* _Requirements_:
Answer these questions about the text on green parenting below, one per line:
1. Which of the two dictionary definitions does the writer say they fall under more?
2. What idea does the writer put at the top of the list for living green?
3. What kind of napkins has the writer's house never had?

* _Text passage_:
The other day someone commented at a green forum I frequent about how ALL eco-friendly people are tree hugging hippies who focus on driving a Prius or solar panels – i.e. BIG actions. Then later in the day someone asked me if I thought I was an environmentalist; because in their opinion when they think about environmentalists they think about people protesting or working on green tech or something like that – i.e. more big actions.
So it’s been on my mind – am I an environmentalist and more importantly, because I have a son, what exactly does being a good green parent mean to me.
Websters notes that an environmentalist is…
- an advocate of environmentalism
- one concerned about environmental quality especially of the human environment with respect to the control of pollution
The above is true about me. Although, I’d say I fall under 2 more so than one. I don’t currently go out and protest. I don’t drive a Prius. I don’t live in an off-grid home. I don’t make large gestures. Being a green parent is a lot more simple than that in my opinion. I’ve been thinking about it and I can sum up what I think it means to be a green parent in maybe 5 steps…
1. Buy less stuff: If I had to sum up my number one best idea for living green, kids or not, “Buy Less Stuff” would be at the top of the list. If you only do one green thing, buying less stuff might give you the most bang for your time. Too much, too big, too excessive stuff is the cause of many green issues. So many people want more, more, more and that’s not an eco-friendly way to be. All stuff uses up resources, space, energy, time and money – and all of this drag us further away from objectives like healthy living, nature and family time – which in turn are important aspects to focus on if you want to live green. On top of this you might want to add buy smarter stuff – i.e. reusable options vs. disposables and recycled vs. non-recycled.
2. Focus on the basics: I do think that green parenting at the very least means encouraging recycling, making green cleaning choices and doing away with disposables when possible. For example, we’ve never had paper napkins in our house, and I’m hoping my son will grow up and continue to use cloth napkins – small choices add up. The above (green cleaning, recycling, and knocking disposables) are easy things that any parent can try. Basically if you’ve got easy curb side recycling and you’re not using it and teaching your kids about it, you could be doing better in my opinion.
3. Promote nature appreciation: Most kids aren’t born with nature appreciation, just like kids aren’t born with TV appreciation or Happy Meal appreciation. Our actions as parents make a huge difference. If we like to be outside, if we get our kids out there and have fun, if we discuss nature, then yes, hopefully they’ll learn to appreciate and maybe even love nature. Growing green kids is pretty darn basic – kids who appreciate nature grow into adults who appreciate nature and adults who appreciate nature are more likely to be advocates for the earth. In my experience, people almost never attempt to preserve what doesn’t matter personally to them. As a parent you do need to make nature count for your child.

* _Dataset entries_:
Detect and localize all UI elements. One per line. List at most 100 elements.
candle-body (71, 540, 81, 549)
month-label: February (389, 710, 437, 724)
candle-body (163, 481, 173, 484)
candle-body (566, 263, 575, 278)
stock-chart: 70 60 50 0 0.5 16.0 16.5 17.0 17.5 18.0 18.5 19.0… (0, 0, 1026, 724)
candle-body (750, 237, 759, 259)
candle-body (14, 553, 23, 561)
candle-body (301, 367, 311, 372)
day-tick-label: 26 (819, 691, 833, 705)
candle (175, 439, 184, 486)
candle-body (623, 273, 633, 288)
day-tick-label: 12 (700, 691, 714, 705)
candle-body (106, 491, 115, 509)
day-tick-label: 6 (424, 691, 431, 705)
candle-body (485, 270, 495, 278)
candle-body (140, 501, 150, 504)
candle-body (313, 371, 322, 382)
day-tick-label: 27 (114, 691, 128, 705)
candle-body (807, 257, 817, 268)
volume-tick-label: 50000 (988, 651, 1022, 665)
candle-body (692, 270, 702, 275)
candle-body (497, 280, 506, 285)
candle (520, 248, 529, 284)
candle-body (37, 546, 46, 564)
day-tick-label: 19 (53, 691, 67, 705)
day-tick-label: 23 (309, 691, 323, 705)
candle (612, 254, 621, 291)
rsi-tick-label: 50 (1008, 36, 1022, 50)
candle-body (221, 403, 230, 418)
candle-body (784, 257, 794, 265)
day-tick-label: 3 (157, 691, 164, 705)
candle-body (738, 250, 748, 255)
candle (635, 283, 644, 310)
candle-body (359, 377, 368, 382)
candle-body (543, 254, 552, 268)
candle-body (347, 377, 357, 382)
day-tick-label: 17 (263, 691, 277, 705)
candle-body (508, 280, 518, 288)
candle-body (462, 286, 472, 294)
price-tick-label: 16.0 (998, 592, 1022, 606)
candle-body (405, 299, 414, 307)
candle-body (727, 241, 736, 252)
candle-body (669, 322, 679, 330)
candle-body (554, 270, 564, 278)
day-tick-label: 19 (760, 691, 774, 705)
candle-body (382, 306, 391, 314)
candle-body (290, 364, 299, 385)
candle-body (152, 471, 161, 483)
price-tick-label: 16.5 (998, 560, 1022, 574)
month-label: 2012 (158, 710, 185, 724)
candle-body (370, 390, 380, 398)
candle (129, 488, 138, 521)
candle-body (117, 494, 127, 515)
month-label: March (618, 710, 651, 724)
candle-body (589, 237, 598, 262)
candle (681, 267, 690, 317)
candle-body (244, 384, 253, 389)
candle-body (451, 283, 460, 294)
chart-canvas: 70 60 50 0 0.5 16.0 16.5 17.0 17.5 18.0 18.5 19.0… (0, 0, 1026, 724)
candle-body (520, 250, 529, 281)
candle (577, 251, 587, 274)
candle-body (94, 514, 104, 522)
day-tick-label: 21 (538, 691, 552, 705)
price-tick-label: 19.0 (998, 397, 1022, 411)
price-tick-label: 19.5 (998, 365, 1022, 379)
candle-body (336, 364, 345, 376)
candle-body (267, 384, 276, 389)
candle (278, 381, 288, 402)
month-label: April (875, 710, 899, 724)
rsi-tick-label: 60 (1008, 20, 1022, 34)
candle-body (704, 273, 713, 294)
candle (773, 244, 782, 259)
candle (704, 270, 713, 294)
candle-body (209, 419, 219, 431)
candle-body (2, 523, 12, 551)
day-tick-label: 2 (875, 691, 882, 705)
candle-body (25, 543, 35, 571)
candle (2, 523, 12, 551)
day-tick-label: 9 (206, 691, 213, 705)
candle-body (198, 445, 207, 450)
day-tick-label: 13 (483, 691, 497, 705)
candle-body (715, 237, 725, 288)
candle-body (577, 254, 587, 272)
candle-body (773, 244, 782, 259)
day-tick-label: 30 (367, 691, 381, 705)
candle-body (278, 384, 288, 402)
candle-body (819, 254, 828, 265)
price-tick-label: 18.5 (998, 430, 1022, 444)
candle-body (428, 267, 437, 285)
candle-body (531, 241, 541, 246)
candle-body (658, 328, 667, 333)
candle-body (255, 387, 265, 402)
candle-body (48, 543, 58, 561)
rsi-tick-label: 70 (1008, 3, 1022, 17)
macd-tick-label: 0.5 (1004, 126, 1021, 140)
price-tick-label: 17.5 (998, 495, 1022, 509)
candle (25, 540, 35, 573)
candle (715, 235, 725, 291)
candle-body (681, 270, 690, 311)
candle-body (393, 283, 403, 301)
--
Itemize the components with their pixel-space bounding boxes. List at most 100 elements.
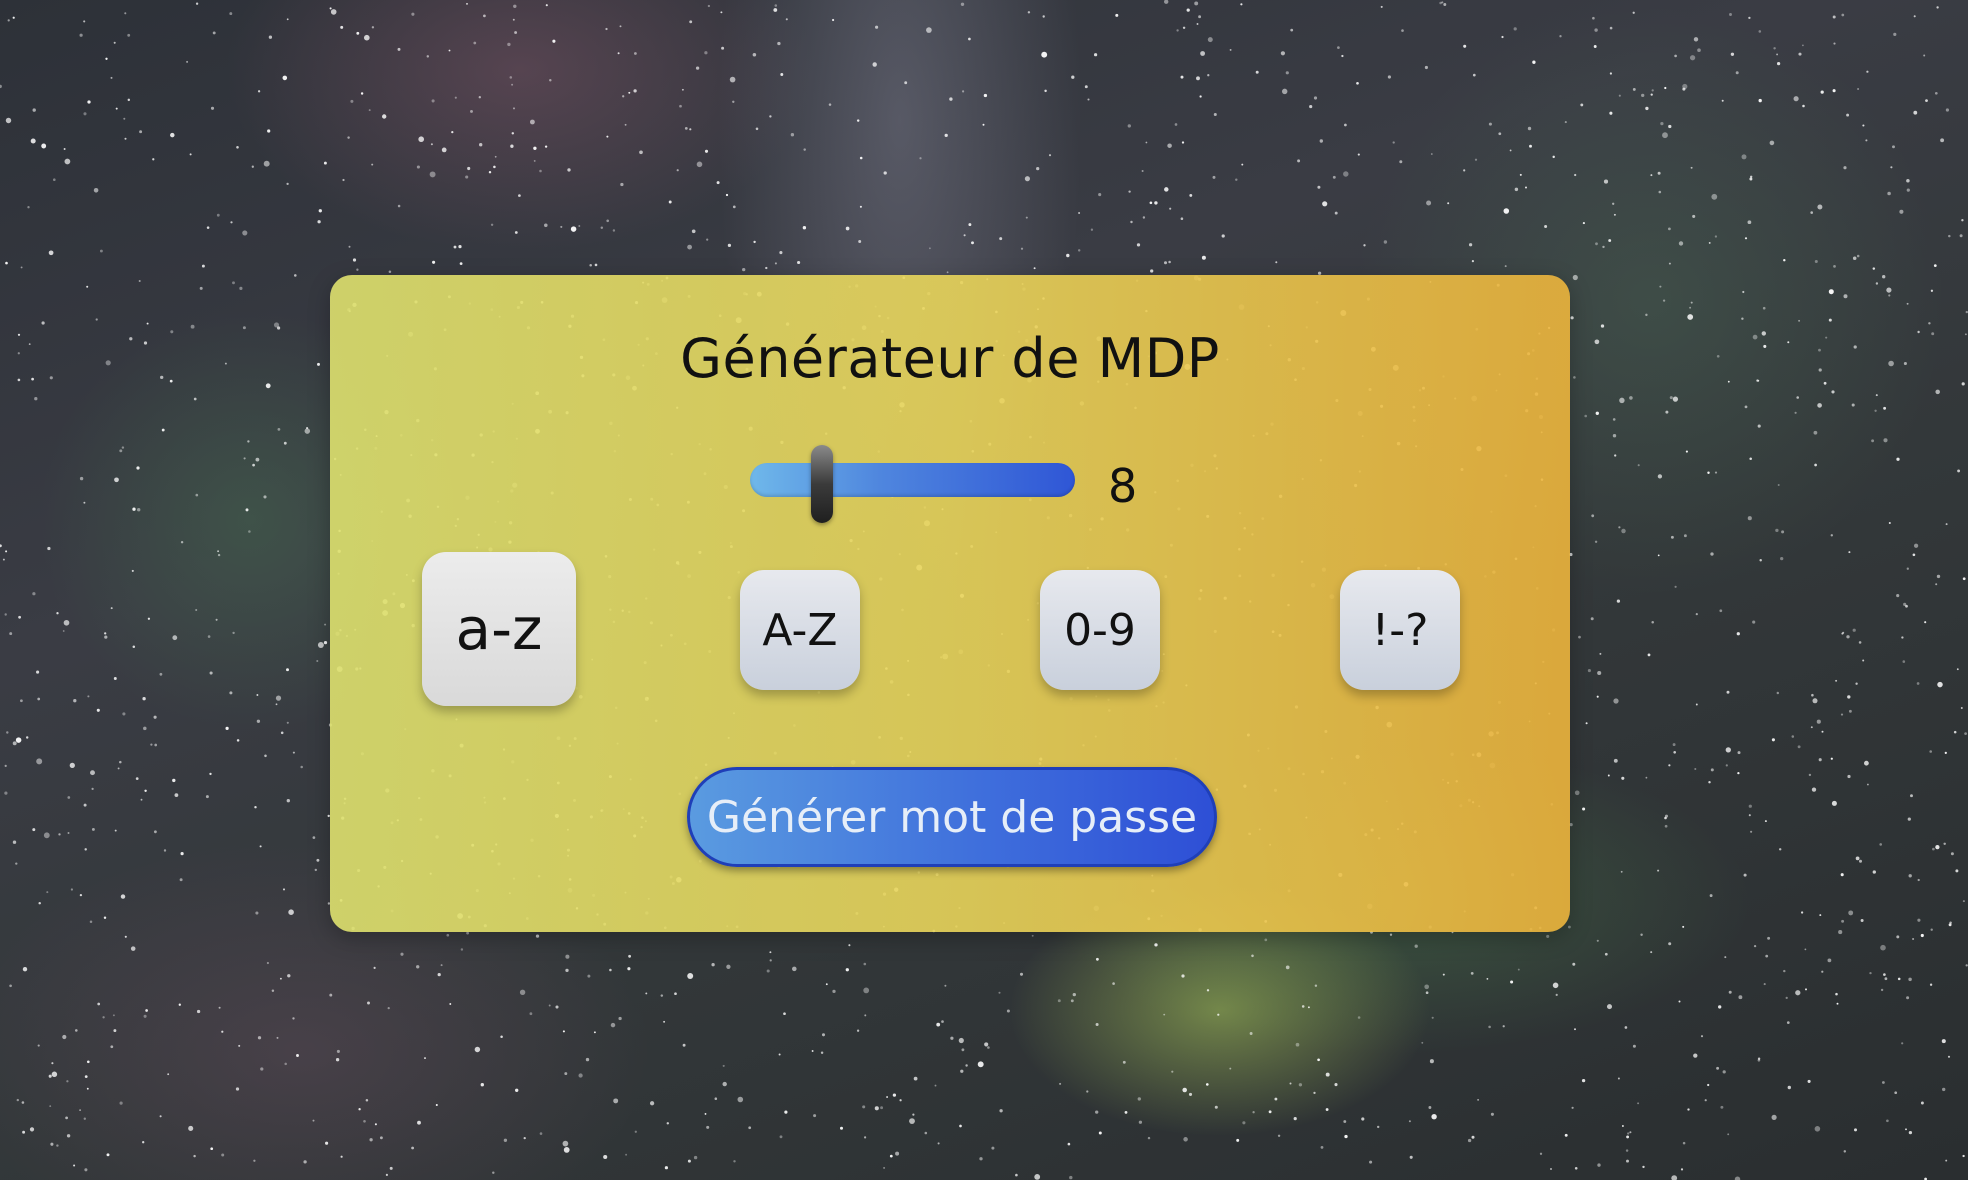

* _Response to this task_:
1. The second one
2. Buy less stuff
3. Paper napkins